▶ _AIM OF THE EXERCISE_: Identify the lines that contain the string "star", then copy each of them.

▶ _PROVIDED DATA_:
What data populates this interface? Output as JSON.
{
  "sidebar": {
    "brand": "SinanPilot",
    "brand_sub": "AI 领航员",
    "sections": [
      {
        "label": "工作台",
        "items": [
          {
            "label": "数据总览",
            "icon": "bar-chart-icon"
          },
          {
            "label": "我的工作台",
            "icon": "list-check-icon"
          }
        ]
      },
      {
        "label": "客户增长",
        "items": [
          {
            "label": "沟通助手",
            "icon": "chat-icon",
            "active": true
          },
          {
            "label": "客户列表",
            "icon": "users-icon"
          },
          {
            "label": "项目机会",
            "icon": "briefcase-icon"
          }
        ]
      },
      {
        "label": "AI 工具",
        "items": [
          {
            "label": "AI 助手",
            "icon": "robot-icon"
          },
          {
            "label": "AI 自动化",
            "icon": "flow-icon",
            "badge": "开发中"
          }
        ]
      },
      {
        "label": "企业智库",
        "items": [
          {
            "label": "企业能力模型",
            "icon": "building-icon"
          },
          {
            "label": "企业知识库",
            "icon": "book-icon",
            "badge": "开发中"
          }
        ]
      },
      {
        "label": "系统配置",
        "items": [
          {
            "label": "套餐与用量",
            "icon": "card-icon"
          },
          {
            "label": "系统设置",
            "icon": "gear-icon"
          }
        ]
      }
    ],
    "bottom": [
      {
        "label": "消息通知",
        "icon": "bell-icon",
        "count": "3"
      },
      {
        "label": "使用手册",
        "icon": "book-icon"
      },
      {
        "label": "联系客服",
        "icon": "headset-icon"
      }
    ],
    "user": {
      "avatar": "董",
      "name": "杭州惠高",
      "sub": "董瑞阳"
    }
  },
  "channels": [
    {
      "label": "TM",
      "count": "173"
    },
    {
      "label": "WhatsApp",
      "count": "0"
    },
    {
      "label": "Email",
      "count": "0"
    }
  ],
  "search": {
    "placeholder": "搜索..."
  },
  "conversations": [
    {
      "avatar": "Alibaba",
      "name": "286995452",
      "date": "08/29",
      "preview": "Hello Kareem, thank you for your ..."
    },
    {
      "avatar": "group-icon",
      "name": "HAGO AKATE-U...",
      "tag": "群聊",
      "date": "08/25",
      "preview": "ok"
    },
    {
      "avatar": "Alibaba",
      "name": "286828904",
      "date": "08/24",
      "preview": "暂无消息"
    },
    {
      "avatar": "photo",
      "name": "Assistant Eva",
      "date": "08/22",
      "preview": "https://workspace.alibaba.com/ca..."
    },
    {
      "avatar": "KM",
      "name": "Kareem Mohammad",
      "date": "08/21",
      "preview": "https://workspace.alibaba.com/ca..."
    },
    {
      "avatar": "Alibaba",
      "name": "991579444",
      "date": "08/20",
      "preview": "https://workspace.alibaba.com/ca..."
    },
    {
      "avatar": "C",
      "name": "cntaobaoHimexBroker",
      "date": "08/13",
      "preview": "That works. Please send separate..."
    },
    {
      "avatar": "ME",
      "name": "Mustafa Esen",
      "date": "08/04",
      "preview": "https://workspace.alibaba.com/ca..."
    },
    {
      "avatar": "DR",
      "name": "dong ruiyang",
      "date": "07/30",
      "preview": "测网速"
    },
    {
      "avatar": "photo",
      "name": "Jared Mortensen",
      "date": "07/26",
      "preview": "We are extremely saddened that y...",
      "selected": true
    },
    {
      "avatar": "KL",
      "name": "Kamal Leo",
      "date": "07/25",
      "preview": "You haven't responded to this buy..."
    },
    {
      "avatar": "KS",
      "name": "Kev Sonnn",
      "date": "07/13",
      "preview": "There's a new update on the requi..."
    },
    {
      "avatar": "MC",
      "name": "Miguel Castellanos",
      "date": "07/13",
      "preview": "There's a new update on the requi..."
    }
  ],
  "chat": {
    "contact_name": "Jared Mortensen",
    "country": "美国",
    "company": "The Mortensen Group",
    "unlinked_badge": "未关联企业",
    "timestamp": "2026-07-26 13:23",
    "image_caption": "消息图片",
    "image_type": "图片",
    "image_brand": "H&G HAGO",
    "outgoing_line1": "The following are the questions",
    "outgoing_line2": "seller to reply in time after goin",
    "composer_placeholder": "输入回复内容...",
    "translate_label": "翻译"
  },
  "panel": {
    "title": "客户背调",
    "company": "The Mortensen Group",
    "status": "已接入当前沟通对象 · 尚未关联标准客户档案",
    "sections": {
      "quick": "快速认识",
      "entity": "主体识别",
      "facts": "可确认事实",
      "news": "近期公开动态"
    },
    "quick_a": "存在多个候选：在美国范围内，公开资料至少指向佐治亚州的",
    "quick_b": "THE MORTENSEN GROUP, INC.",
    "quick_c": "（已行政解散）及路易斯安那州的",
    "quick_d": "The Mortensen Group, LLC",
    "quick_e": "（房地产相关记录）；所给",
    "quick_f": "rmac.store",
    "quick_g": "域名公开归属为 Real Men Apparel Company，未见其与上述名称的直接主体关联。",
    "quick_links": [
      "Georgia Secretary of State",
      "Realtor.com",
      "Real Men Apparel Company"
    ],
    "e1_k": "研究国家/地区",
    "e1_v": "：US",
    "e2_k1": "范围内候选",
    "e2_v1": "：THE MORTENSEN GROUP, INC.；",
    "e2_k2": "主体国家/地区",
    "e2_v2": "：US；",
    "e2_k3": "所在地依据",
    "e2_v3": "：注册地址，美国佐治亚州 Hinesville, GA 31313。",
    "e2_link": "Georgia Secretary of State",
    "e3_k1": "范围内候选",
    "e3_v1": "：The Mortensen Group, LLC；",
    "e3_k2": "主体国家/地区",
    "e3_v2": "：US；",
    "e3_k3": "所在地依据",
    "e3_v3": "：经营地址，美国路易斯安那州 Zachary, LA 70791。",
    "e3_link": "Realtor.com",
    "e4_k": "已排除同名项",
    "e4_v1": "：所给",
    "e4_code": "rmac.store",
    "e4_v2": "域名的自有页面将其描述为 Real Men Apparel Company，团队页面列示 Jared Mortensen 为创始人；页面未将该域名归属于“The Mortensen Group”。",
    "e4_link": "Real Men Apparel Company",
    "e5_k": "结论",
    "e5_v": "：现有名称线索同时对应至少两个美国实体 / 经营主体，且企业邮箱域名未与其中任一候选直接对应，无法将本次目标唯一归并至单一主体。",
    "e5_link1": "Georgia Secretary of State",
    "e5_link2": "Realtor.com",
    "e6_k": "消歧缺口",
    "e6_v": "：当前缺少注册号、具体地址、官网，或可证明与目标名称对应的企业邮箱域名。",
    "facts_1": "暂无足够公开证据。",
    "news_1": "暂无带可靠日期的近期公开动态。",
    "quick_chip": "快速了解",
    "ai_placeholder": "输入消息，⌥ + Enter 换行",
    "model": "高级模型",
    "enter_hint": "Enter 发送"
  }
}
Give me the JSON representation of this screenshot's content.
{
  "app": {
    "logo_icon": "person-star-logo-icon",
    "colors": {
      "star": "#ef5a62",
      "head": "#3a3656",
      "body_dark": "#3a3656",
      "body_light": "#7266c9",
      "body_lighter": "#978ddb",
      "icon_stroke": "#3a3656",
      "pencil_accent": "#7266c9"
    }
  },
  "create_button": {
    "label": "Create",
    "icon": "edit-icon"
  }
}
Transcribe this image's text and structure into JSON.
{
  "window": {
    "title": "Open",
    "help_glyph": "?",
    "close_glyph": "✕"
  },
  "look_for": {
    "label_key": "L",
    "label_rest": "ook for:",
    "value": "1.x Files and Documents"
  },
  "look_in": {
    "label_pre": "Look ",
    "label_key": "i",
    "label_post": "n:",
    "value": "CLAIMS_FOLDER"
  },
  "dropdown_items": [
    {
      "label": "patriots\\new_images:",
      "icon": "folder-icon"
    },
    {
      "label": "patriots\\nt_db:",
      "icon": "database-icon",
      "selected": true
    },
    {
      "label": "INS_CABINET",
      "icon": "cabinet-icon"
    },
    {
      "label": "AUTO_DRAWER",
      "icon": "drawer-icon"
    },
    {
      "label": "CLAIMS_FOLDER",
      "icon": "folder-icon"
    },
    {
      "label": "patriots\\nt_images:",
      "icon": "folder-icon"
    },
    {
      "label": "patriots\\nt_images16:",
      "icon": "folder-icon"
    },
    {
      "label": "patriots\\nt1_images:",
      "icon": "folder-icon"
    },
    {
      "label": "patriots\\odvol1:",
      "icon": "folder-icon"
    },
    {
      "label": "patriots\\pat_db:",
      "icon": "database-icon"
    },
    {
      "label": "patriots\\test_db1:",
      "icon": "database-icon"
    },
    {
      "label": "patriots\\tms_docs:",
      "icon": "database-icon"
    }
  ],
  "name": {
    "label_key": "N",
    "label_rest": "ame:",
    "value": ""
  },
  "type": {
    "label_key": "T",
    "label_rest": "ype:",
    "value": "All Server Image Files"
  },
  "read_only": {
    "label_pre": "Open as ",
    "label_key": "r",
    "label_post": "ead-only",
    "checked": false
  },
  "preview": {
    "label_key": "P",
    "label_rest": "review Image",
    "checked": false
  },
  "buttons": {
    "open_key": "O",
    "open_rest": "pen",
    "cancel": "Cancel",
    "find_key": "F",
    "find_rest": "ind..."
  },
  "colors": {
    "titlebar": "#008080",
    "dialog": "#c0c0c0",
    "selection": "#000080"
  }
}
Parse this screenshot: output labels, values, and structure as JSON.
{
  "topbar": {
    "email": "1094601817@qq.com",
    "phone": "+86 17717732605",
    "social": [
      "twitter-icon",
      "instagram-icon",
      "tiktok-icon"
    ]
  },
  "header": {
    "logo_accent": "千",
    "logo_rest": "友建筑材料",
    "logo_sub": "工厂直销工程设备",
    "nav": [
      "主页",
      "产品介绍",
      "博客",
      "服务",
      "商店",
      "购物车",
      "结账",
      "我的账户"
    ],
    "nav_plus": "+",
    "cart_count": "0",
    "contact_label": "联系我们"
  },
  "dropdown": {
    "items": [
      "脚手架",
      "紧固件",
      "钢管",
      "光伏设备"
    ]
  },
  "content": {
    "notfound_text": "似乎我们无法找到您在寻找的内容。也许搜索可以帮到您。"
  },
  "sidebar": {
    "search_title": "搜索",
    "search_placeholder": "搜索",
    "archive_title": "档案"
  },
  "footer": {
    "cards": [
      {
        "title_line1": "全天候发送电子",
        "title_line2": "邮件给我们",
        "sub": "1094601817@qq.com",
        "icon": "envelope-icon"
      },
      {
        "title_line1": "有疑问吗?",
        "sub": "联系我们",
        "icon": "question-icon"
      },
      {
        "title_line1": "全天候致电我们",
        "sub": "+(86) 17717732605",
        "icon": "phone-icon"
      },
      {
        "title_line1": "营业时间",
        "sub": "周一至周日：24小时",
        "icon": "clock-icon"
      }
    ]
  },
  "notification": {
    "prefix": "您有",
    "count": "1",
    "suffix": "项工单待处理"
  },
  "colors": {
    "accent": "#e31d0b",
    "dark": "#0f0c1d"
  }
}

▶ _ANSWER TO THE PROBLEM_:
    "logo_icon": "person-star-logo-icon",
      "star": "#ef5a62",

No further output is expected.